__Stated task__
Quote the entries in full, character for character, without their images.

__Data shown__

##########

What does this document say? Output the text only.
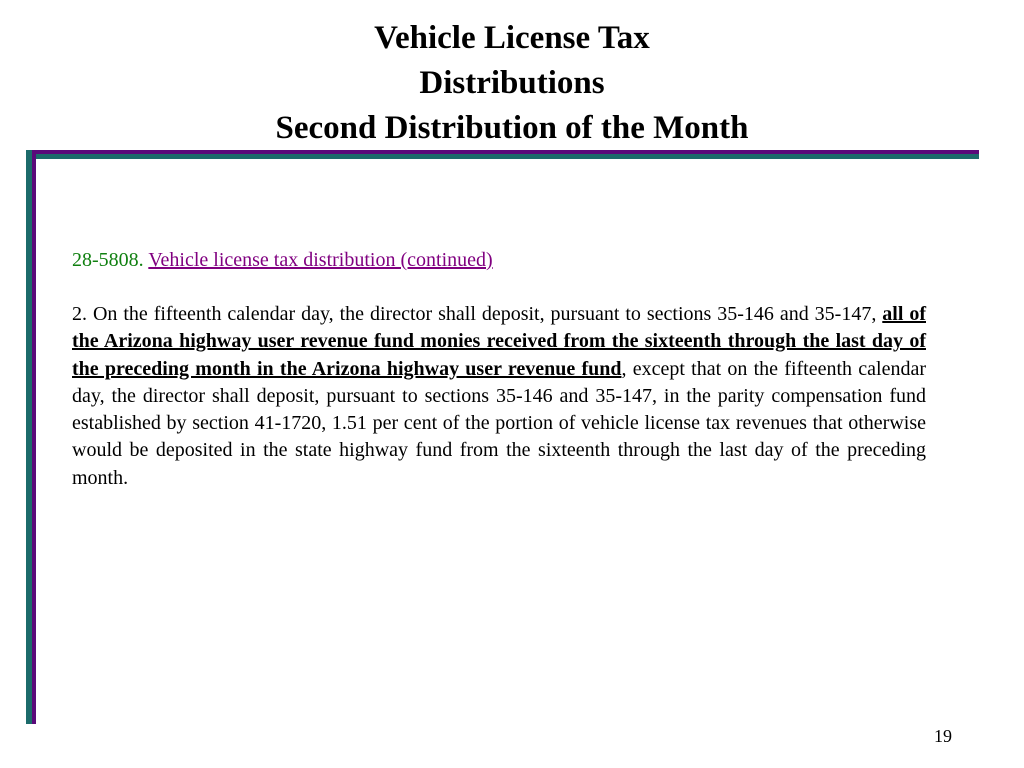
Vehicle License Tax
Distributions
Second Distribution of the Month
28-5808. Vehicle license tax distribution (continued)

2. On the fifteenth calendar day, the director shall deposit, pursuant to sections 35-146 and 35-147, all of the Arizona highway user revenue fund monies received from the sixteenth through the last day of the preceding month in the Arizona highway user revenue fund, except that on the fifteenth calendar day, the director shall deposit, pursuant to sections 35-146 and 35-147, in the parity compensation fund established by section 41-1720, 1.51 per cent of the portion of vehicle license tax revenues that otherwise would be deposited in the state highway fund from the sixteenth through the last day of the preceding month.

19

##########

__Result__
What does this document say? Output the text only.
Vehicle License Tax
Distributions
Second Distribution of the Month
28-5808. Vehicle license tax distribution (continued)

2. On the fifteenth calendar day, the director shall deposit, pursuant to sections 35-146 and 35-147, all of the Arizona highway user revenue fund monies received from the sixteenth through the last day of the preceding month in the Arizona highway user revenue fund, except that on the fifteenth calendar day, the director shall deposit, pursuant to sections 35-146 and 35-147, in the parity compensation fund established by section 41-1720, 1.51 per cent of the portion of vehicle license tax revenues that otherwise would be deposited in the state highway fund from the sixteenth through the last day of the preceding month.

19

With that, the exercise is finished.